■ To be done
Exactly reproduce the lines that follow.

■ Provided records
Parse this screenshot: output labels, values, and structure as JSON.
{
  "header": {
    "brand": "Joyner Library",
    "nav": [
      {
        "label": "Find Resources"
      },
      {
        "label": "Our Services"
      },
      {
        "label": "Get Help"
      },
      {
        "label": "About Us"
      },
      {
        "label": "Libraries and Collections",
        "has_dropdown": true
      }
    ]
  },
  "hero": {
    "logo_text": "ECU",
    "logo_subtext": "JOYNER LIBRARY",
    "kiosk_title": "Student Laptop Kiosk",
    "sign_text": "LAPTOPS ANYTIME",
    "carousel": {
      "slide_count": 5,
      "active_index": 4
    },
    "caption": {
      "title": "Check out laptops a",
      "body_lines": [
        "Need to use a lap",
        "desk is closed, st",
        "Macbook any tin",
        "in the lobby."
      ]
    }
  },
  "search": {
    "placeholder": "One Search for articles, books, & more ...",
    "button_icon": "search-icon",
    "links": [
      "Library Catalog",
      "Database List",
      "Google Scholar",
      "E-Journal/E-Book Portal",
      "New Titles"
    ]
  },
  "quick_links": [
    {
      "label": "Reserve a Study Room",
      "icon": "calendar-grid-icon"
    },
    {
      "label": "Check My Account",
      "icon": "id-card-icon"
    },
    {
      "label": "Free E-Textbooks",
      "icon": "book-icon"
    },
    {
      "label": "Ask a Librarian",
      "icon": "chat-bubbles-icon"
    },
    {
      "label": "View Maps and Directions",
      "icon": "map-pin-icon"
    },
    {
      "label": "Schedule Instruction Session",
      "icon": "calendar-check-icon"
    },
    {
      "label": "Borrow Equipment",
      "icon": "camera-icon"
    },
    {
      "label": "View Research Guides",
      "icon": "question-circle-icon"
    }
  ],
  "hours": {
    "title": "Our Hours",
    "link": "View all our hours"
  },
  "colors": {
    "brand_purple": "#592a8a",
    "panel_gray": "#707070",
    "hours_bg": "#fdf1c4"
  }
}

■ Result below
Parse this screenshot: output labels, values, and structure as JSON.
{
  "header": {
    "brand": "Joyner Library",
    "nav": [
      {
        "label": "Find Resources"
      },
      {
        "label": "Our Services"
      },
      {
        "label": "Get Help"
      },
      {
        "label": "About Us"
      },
      {
        "label": "Libraries and Collections",
        "has_dropdown": true
      }
    ]
  },
  "hero": {
    "logo_text": "ECU",
    "logo_subtext": "JOYNER LIBRARY",
    "kiosk_title": "Student Laptop Kiosk",
    "sign_text": "LAPTOPS ANYTIME",
    "carousel": {
      "slide_count": 5,
      "active_index": 4
    },
    "caption": {
      "title": "Check out laptops a",
      "body_lines": [
        "Need to use a lap",
        "desk is closed, st",
        "Macbook any tin",
        "in the lobby."
      ]
    }
  },
  "search": {
    "placeholder": "One Search for articles, books, & more ...",
    "button_icon": "search-icon",
    "links": [
      "Library Catalog",
      "Database List",
      "Google Scholar",
      "E-Journal/E-Book Portal",
      "New Titles"
    ]
  },
  "quick_links": [
    {
      "label": "Reserve a Study Room",
      "icon": "calendar-grid-icon"
    },
    {
      "label": "Check My Account",
      "icon": "id-card-icon"
    },
    {
      "label": "Free E-Textbooks",
      "icon": "book-icon"
    },
    {
      "label": "Ask a Librarian",
      "icon": "chat-bubbles-icon"
    },
    {
      "label": "View Maps and Directions",
      "icon": "map-pin-icon"
    },
    {
      "label": "Schedule Instruction Session",
      "icon": "calendar-check-icon"
    },
    {
      "label": "Borrow Equipment",
      "icon": "camera-icon"
    },
    {
      "label": "View Research Guides",
      "icon": "question-circle-icon"
    }
  ],
  "hours": {
    "title": "Our Hours",
    "link": "View all our hours"
  },
  "colors": {
    "brand_purple": "#592a8a",
    "panel_gray": "#707070",
    "hours_bg": "#fdf1c4"
  }
}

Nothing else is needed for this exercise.